▸ **Aim**
Beneath this task is a listing; retype all of it exactly.
⟨
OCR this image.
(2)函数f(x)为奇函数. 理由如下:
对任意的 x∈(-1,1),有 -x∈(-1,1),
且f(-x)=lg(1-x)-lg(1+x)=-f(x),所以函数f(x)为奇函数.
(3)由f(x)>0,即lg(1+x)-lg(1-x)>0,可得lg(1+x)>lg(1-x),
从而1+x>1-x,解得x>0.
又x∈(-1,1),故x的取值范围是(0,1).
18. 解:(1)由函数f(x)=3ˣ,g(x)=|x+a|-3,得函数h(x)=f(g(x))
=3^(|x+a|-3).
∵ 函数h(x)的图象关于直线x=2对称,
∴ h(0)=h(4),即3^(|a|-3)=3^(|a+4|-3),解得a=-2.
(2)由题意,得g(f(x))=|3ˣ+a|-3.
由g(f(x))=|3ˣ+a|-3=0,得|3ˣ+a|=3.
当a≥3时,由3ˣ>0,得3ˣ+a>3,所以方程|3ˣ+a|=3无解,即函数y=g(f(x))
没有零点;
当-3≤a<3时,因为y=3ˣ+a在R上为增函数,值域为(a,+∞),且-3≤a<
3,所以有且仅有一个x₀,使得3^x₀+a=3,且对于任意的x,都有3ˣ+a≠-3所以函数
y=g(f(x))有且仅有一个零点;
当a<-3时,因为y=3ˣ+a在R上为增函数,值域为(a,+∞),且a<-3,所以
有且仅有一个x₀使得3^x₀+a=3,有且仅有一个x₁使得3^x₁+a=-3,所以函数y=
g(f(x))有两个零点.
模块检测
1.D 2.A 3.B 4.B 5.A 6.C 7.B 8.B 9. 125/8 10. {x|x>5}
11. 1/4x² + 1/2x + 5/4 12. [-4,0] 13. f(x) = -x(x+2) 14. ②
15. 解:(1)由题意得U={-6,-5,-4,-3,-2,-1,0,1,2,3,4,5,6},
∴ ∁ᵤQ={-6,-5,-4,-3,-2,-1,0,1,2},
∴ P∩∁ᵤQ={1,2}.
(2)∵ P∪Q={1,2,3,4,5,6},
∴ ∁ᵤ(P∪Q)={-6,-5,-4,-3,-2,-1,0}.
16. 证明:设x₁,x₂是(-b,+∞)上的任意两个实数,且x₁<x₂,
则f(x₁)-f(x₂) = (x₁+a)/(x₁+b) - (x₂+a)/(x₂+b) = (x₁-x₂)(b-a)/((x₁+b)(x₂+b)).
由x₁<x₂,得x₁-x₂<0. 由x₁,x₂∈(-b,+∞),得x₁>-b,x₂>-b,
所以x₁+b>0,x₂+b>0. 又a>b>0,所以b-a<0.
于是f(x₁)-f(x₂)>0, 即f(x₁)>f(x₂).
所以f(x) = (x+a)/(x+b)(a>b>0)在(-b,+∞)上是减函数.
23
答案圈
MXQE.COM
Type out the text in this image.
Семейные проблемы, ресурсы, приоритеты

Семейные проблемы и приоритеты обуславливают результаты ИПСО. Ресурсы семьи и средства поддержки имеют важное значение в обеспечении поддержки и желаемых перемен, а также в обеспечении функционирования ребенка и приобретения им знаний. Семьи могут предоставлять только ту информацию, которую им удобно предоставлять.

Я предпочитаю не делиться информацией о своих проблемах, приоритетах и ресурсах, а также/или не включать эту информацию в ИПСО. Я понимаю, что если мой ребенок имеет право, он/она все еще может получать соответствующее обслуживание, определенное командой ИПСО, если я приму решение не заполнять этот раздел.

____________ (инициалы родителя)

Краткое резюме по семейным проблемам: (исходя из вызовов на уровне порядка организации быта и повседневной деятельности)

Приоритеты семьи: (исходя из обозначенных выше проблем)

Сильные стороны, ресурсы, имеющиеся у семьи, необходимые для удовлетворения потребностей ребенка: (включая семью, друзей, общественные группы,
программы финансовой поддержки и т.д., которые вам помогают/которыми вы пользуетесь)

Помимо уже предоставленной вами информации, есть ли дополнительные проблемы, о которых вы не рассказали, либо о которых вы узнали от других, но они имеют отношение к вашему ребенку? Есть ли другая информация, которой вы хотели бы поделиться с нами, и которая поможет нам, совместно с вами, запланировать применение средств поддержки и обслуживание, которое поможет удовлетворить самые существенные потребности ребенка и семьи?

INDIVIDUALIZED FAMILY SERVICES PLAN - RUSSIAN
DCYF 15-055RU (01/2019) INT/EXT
⟩
▸ **Exercise solution**
OCR this image.
(2)函数f(x)为奇函数. 理由如下:
对任意的 x∈(-1,1),有 -x∈(-1,1),
且f(-x)=lg(1-x)-lg(1+x)=-f(x),所以函数f(x)为奇函数.
(3)由f(x)>0,即lg(1+x)-lg(1-x)>0,可得lg(1+x)>lg(1-x),
从而1+x>1-x,解得x>0.
又x∈(-1,1),故x的取值范围是(0,1).
18. 解:(1)由函数f(x)=3ˣ,g(x)=|x+a|-3,得函数h(x)=f(g(x))
=3^(|x+a|-3).
∵ 函数h(x)的图象关于直线x=2对称,
∴ h(0)=h(4),即3^(|a|-3)=3^(|a+4|-3),解得a=-2.
(2)由题意,得g(f(x))=|3ˣ+a|-3.
由g(f(x))=|3ˣ+a|-3=0,得|3ˣ+a|=3.
当a≥3时,由3ˣ>0,得3ˣ+a>3,所以方程|3ˣ+a|=3无解,即函数y=g(f(x))
没有零点;
当-3≤a<3时,因为y=3ˣ+a在R上为增函数,值域为(a,+∞),且-3≤a<
3,所以有且仅有一个x₀,使得3^x₀+a=3,且对于任意的x,都有3ˣ+a≠-3所以函数
y=g(f(x))有且仅有一个零点;
当a<-3时,因为y=3ˣ+a在R上为增函数,值域为(a,+∞),且a<-3,所以
有且仅有一个x₀使得3^x₀+a=3,有且仅有一个x₁使得3^x₁+a=-3,所以函数y=
g(f(x))有两个零点.
模块检测
1.D 2.A 3.B 4.B 5.A 6.C 7.B 8.B 9. 125/8 10. {x|x>5}
11. 1/4x² + 1/2x + 5/4 12. [-4,0] 13. f(x) = -x(x+2) 14. ②
15. 解:(1)由题意得U={-6,-5,-4,-3,-2,-1,0,1,2,3,4,5,6},
∴ ∁ᵤQ={-6,-5,-4,-3,-2,-1,0,1,2},
∴ P∩∁ᵤQ={1,2}.
(2)∵ P∪Q={1,2,3,4,5,6},
∴ ∁ᵤ(P∪Q)={-6,-5,-4,-3,-2,-1,0}.
16. 证明:设x₁,x₂是(-b,+∞)上的任意两个实数,且x₁<x₂,
则f(x₁)-f(x₂) = (x₁+a)/(x₁+b) - (x₂+a)/(x₂+b) = (x₁-x₂)(b-a)/((x₁+b)(x₂+b)).
由x₁<x₂,得x₁-x₂<0. 由x₁,x₂∈(-b,+∞),得x₁>-b,x₂>-b,
所以x₁+b>0,x₂+b>0. 又a>b>0,所以b-a<0.
于是f(x₁)-f(x₂)>0, 即f(x₁)>f(x₂).
所以f(x) = (x+a)/(x+b)(a>b>0)在(-b,+∞)上是减函数.
23
答案圈
MXQE.COM
Type out the text in this image.
Семейные проблемы, ресурсы, приоритеты

Семейные проблемы и приоритеты обуславливают результаты ИПСО. Ресурсы семьи и средства поддержки имеют важное значение в обеспечении поддержки и желаемых перемен, а также в обеспечении функционирования ребенка и приобретения им знаний. Семьи могут предоставлять только ту информацию, которую им удобно предоставлять.

Я предпочитаю не делиться информацией о своих проблемах, приоритетах и ресурсах, а также/или не включать эту информацию в ИПСО. Я понимаю, что если мой ребенок имеет право, он/она все еще может получать соответствующее обслуживание, определенное командой ИПСО, если я приму решение не заполнять этот раздел.

____________ (инициалы родителя)

Краткое резюме по семейным проблемам: (исходя из вызовов на уровне порядка организации быта и повседневной деятельности)

Приоритеты семьи: (исходя из обозначенных выше проблем)

Сильные стороны, ресурсы, имеющиеся у семьи, необходимые для удовлетворения потребностей ребенка: (включая семью, друзей, общественные группы,
программы финансовой поддержки и т.д., которые вам помогают/которыми вы пользуетесь)

Помимо уже предоставленной вами информации, есть ли дополнительные проблемы, о которых вы не рассказали, либо о которых вы узнали от других, но они имеют отношение к вашему ребенку? Есть ли другая информация, которой вы хотели бы поделиться с нами, и которая поможет нам, совместно с вами, запланировать применение средств поддержки и обслуживание, которое поможет удовлетворить самые существенные потребности ребенка и семьи?

INDIVIDUALIZED FAMILY SERVICES PLAN - RUSSIAN
DCYF 15-055RU (01/2019) INT/EXT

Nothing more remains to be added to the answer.